**Exercise instructions**
Give the entries back exactly, dropping each image.

**Data lines**
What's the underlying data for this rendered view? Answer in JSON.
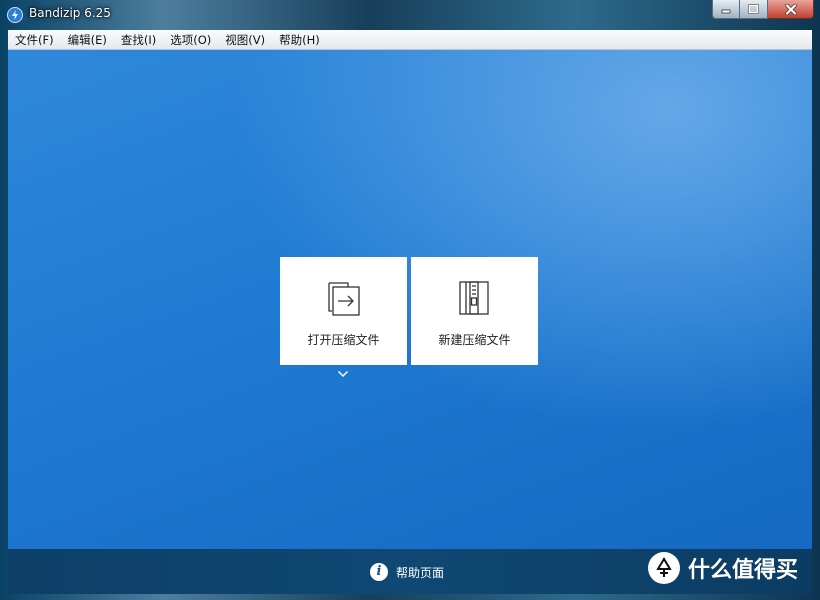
{
  "window": {
    "title": "Bandizip 6.25"
  },
  "menu": {
    "items": [
      {
        "label": "文件(F)"
      },
      {
        "label": "编辑(E)"
      },
      {
        "label": "查找(I)"
      },
      {
        "label": "选项(O)"
      },
      {
        "label": "视图(V)"
      },
      {
        "label": "帮助(H)"
      }
    ]
  },
  "actions": {
    "open_archive": {
      "label": "打开压缩文件",
      "icon": "open-archive-icon"
    },
    "new_archive": {
      "label": "新建压缩文件",
      "icon": "new-archive-icon"
    },
    "dropdown_icon": "chevron-down-icon"
  },
  "footer": {
    "help_label": "帮助页面",
    "help_icon": "info-icon"
  },
  "watermark": {
    "text": "什么值得买",
    "icon": "zhi-logo-icon"
  },
  "colors": {
    "content_background": "#1f7ad3",
    "footer_background": "#0f4873",
    "card_background": "#ffffff",
    "close_button": "#c4402f"
  }
}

**Completed task**
What's the underlying data for this rendered view? Answer in JSON.
{
  "window": {
    "title": "Bandizip 6.25"
  },
  "menu": {
    "items": [
      {
        "label": "文件(F)"
      },
      {
        "label": "编辑(E)"
      },
      {
        "label": "查找(I)"
      },
      {
        "label": "选项(O)"
      },
      {
        "label": "视图(V)"
      },
      {
        "label": "帮助(H)"
      }
    ]
  },
  "actions": {
    "open_archive": {
      "label": "打开压缩文件",
      "icon": "open-archive-icon"
    },
    "new_archive": {
      "label": "新建压缩文件",
      "icon": "new-archive-icon"
    },
    "dropdown_icon": "chevron-down-icon"
  },
  "footer": {
    "help_label": "帮助页面",
    "help_icon": "info-icon"
  },
  "watermark": {
    "text": "什么值得买",
    "icon": "zhi-logo-icon"
  },
  "colors": {
    "content_background": "#1f7ad3",
    "footer_background": "#0f4873",
    "card_background": "#ffffff",
    "close_button": "#c4402f"
  }
}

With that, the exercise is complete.